Records from a data collection
● ● ●

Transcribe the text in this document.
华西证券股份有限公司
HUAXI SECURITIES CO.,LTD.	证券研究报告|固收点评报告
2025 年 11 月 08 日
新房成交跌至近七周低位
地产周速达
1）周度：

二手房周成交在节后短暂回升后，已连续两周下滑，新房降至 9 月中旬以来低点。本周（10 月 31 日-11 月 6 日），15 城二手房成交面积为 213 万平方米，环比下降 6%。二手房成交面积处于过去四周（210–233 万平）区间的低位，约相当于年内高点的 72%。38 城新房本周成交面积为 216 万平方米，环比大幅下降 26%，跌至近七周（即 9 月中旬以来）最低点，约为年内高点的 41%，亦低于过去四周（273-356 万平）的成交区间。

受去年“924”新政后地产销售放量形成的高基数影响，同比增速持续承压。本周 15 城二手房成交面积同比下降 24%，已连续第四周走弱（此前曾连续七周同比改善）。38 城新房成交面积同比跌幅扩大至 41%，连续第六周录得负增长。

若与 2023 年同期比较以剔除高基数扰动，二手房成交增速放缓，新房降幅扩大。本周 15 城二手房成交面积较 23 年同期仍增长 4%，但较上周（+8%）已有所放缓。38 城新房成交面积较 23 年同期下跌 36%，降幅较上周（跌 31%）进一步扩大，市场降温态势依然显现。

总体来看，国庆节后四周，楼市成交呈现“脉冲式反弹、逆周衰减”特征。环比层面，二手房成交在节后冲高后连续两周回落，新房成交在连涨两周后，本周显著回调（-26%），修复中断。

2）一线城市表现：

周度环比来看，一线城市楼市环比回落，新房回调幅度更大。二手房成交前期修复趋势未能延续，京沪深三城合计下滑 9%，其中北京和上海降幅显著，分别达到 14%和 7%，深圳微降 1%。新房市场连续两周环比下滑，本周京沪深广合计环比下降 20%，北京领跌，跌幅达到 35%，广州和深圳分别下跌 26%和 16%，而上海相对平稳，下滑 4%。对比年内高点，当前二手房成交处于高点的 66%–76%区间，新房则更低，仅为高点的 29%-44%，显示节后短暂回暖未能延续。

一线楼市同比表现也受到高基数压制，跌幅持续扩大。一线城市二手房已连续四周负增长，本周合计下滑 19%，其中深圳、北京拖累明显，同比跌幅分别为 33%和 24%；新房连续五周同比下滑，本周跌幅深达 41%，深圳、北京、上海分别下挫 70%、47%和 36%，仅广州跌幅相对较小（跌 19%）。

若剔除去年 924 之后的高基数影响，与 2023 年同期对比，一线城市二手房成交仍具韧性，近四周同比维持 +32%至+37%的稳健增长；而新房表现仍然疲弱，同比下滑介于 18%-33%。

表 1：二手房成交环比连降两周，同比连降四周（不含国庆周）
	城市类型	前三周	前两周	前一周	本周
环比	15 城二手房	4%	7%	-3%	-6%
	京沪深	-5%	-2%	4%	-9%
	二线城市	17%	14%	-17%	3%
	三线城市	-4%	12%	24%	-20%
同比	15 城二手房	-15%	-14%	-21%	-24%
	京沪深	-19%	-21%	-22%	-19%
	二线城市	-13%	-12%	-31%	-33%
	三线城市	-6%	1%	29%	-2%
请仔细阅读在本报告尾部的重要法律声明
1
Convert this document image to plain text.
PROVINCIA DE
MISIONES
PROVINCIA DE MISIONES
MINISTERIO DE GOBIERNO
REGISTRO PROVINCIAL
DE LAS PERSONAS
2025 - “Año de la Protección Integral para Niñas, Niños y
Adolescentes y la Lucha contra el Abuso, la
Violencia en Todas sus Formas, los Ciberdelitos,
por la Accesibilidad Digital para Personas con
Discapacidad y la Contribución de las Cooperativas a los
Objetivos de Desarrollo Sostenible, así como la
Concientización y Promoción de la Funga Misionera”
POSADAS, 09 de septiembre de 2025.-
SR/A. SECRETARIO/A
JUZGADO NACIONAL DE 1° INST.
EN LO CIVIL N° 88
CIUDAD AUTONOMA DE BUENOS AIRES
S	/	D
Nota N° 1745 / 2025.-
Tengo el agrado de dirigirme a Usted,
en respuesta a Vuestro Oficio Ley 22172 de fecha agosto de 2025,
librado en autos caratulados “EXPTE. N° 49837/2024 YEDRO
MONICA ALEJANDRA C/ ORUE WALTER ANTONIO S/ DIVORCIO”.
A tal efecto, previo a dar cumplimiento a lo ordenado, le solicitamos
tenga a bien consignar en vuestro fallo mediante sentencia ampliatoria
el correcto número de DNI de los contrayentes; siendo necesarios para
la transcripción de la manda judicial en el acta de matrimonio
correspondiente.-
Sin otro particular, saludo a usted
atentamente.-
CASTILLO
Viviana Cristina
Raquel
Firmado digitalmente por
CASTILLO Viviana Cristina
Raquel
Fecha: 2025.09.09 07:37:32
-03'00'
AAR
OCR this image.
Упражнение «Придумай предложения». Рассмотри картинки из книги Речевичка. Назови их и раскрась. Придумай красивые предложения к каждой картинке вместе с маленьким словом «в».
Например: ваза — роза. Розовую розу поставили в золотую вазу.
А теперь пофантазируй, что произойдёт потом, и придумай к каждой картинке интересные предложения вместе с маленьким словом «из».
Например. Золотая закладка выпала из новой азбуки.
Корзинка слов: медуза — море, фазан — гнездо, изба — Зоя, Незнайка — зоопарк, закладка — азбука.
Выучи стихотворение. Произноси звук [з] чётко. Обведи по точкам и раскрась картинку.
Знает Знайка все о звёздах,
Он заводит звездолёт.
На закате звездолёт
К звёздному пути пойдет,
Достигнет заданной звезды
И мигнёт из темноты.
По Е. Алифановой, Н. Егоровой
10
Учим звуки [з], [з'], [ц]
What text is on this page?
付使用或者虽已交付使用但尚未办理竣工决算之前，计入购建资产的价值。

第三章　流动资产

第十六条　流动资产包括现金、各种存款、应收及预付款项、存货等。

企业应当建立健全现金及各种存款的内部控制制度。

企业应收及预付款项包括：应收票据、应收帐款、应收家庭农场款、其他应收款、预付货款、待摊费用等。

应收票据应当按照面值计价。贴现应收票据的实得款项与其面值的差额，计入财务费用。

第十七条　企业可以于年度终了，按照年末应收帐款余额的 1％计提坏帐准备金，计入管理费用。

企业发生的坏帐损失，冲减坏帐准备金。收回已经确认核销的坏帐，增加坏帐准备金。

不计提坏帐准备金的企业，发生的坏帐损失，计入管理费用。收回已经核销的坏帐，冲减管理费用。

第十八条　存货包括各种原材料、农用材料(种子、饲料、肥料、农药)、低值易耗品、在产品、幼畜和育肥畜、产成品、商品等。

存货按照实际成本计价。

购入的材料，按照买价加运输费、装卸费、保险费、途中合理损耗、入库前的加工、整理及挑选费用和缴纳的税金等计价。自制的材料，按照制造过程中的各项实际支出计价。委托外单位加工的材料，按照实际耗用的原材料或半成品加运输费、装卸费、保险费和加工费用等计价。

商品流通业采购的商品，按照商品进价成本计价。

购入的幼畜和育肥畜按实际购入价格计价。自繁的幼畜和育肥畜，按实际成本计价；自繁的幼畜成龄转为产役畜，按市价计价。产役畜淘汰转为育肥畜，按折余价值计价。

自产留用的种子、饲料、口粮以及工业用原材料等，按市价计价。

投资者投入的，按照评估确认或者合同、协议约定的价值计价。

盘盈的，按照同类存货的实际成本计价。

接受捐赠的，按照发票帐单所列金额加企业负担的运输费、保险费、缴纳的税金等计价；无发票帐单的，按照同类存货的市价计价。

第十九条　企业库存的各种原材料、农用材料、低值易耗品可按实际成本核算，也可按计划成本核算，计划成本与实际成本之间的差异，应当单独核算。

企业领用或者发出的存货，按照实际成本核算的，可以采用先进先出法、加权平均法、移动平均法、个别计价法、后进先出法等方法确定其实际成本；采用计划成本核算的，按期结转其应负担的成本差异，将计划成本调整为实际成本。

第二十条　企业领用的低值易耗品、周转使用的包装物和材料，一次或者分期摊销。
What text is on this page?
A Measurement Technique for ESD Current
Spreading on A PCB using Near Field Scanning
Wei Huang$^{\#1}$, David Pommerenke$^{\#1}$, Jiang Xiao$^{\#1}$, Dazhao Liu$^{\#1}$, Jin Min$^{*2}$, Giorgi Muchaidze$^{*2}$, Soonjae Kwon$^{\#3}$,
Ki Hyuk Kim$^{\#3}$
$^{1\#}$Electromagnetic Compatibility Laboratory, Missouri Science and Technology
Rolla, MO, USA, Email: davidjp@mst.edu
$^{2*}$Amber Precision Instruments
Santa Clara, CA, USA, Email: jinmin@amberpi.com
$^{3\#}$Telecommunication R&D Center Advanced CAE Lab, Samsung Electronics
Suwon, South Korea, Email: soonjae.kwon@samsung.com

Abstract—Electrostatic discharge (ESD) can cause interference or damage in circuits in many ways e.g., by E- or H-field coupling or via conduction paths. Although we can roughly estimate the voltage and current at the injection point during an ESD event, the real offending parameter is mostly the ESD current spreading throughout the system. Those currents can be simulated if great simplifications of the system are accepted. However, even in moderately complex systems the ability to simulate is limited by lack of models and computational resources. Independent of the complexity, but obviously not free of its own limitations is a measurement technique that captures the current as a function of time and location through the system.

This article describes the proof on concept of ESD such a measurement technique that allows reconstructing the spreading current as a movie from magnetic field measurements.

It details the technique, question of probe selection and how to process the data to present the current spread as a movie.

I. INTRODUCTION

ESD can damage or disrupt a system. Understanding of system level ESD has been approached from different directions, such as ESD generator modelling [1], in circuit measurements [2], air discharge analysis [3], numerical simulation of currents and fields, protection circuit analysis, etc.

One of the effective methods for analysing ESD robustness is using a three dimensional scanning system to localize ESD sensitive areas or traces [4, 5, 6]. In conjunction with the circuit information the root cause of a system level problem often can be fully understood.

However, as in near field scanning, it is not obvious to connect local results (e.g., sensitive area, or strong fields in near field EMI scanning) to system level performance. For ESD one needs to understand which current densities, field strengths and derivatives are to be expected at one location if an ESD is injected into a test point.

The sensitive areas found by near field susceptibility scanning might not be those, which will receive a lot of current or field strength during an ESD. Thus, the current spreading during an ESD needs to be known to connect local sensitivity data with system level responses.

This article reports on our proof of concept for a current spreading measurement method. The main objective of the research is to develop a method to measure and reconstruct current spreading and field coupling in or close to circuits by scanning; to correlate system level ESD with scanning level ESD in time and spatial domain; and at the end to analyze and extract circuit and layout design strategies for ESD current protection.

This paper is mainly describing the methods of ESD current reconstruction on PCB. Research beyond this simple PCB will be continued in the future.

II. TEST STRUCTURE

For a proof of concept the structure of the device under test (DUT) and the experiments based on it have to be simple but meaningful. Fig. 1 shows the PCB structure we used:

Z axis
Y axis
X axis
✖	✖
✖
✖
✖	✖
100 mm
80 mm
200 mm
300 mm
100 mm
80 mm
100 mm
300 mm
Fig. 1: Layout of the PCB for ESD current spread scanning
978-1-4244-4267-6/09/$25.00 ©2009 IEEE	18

● ● ●

#### [INSTRUCTIONS FOR THE TASK]
List each line in the listing that contains the string "methods".

#### [ANSWER IN FULL]
One of the effective methods for analysing ESD robustness is using a three dimensional scanning system to localize ESD sensitive areas or traces [4, 5, 6]. In conjunction with the circuit information the root cause of a system level problem often can be fully understood.
This paper is mainly describing the methods of ESD current reconstruction on PCB. Research beyond this simple PCB will be continued in the future.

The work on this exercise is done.